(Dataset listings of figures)
* * * * *

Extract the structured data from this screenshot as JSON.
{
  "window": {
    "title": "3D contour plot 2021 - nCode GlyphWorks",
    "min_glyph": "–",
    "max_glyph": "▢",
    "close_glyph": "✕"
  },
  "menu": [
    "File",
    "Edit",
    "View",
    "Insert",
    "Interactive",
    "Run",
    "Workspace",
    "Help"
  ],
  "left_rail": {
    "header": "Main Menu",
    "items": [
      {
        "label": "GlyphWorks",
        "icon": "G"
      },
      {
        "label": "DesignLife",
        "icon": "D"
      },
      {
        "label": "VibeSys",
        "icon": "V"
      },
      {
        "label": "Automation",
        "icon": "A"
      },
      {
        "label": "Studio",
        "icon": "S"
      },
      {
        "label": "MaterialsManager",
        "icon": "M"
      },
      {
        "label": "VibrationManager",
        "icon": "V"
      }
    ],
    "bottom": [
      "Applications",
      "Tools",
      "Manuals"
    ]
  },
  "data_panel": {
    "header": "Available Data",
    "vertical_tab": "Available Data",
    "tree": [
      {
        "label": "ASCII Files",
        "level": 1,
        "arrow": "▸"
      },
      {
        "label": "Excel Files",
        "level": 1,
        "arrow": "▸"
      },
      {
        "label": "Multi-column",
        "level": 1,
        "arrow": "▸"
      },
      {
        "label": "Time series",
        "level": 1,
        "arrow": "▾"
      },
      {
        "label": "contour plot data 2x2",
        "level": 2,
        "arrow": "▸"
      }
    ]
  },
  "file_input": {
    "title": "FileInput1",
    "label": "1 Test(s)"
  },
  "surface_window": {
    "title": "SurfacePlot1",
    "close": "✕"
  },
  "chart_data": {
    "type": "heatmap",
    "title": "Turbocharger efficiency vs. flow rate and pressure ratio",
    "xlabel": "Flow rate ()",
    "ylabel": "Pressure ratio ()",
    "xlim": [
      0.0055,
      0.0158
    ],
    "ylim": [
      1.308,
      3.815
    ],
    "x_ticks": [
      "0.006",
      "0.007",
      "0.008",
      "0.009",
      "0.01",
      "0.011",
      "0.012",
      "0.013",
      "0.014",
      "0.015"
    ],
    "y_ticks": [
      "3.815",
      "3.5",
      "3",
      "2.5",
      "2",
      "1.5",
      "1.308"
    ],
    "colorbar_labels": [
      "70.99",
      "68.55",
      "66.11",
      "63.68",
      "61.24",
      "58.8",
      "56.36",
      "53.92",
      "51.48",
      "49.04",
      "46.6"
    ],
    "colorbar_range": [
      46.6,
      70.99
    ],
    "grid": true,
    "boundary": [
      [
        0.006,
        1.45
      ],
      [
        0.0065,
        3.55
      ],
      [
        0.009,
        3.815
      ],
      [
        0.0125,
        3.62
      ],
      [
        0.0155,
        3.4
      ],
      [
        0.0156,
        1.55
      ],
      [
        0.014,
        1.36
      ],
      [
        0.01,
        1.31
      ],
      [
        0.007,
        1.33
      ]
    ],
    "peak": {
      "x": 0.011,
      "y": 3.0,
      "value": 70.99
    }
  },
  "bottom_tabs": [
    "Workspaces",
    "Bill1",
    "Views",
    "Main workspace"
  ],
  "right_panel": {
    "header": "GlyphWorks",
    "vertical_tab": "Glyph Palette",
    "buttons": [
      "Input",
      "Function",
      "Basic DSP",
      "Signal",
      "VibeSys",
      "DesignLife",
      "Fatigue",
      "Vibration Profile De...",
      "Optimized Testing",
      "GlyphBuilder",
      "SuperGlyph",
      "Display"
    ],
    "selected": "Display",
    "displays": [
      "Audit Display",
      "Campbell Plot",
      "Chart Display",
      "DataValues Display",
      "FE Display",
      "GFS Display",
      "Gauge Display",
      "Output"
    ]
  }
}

* * * * *

» **WORK REQUIRED**: Repeat the material above in full, exactly as it stands.

» **THE SOLUTION**:
Extract the structured data from this screenshot as JSON.
{
  "window": {
    "title": "3D contour plot 2021 - nCode GlyphWorks",
    "min_glyph": "–",
    "max_glyph": "▢",
    "close_glyph": "✕"
  },
  "menu": [
    "File",
    "Edit",
    "View",
    "Insert",
    "Interactive",
    "Run",
    "Workspace",
    "Help"
  ],
  "left_rail": {
    "header": "Main Menu",
    "items": [
      {
        "label": "GlyphWorks",
        "icon": "G"
      },
      {
        "label": "DesignLife",
        "icon": "D"
      },
      {
        "label": "VibeSys",
        "icon": "V"
      },
      {
        "label": "Automation",
        "icon": "A"
      },
      {
        "label": "Studio",
        "icon": "S"
      },
      {
        "label": "MaterialsManager",
        "icon": "M"
      },
      {
        "label": "VibrationManager",
        "icon": "V"
      }
    ],
    "bottom": [
      "Applications",
      "Tools",
      "Manuals"
    ]
  },
  "data_panel": {
    "header": "Available Data",
    "vertical_tab": "Available Data",
    "tree": [
      {
        "label": "ASCII Files",
        "level": 1,
        "arrow": "▸"
      },
      {
        "label": "Excel Files",
        "level": 1,
        "arrow": "▸"
      },
      {
        "label": "Multi-column",
        "level": 1,
        "arrow": "▸"
      },
      {
        "label": "Time series",
        "level": 1,
        "arrow": "▾"
      },
      {
        "label": "contour plot data 2x2",
        "level": 2,
        "arrow": "▸"
      }
    ]
  },
  "file_input": {
    "title": "FileInput1",
    "label": "1 Test(s)"
  },
  "surface_window": {
    "title": "SurfacePlot1",
    "close": "✕"
  },
  "chart_data": {
    "type": "heatmap",
    "title": "Turbocharger efficiency vs. flow rate and pressure ratio",
    "xlabel": "Flow rate ()",
    "ylabel": "Pressure ratio ()",
    "xlim": [
      0.0055,
      0.0158
    ],
    "ylim": [
      1.308,
      3.815
    ],
    "x_ticks": [
      "0.006",
      "0.007",
      "0.008",
      "0.009",
      "0.01",
      "0.011",
      "0.012",
      "0.013",
      "0.014",
      "0.015"
    ],
    "y_ticks": [
      "3.815",
      "3.5",
      "3",
      "2.5",
      "2",
      "1.5",
      "1.308"
    ],
    "colorbar_labels": [
      "70.99",
      "68.55",
      "66.11",
      "63.68",
      "61.24",
      "58.8",
      "56.36",
      "53.92",
      "51.48",
      "49.04",
      "46.6"
    ],
    "colorbar_range": [
      46.6,
      70.99
    ],
    "grid": true,
    "boundary": [
      [
        0.006,
        1.45
      ],
      [
        0.0065,
        3.55
      ],
      [
        0.009,
        3.815
      ],
      [
        0.0125,
        3.62
      ],
      [
        0.0155,
        3.4
      ],
      [
        0.0156,
        1.55
      ],
      [
        0.014,
        1.36
      ],
      [
        0.01,
        1.31
      ],
      [
        0.007,
        1.33
      ]
    ],
    "peak": {
      "x": 0.011,
      "y": 3.0,
      "value": 70.99
    }
  },
  "bottom_tabs": [
    "Workspaces",
    "Bill1",
    "Views",
    "Main workspace"
  ],
  "right_panel": {
    "header": "GlyphWorks",
    "vertical_tab": "Glyph Palette",
    "buttons": [
      "Input",
      "Function",
      "Basic DSP",
      "Signal",
      "VibeSys",
      "DesignLife",
      "Fatigue",
      "Vibration Profile De...",
      "Optimized Testing",
      "GlyphBuilder",
      "SuperGlyph",
      "Display"
    ],
    "selected": "Display",
    "displays": [
      "Audit Display",
      "Campbell Plot",
      "Chart Display",
      "DataValues Display",
      "FE Display",
      "GFS Display",
      "Gauge Display",
      "Output"
    ]
  }
}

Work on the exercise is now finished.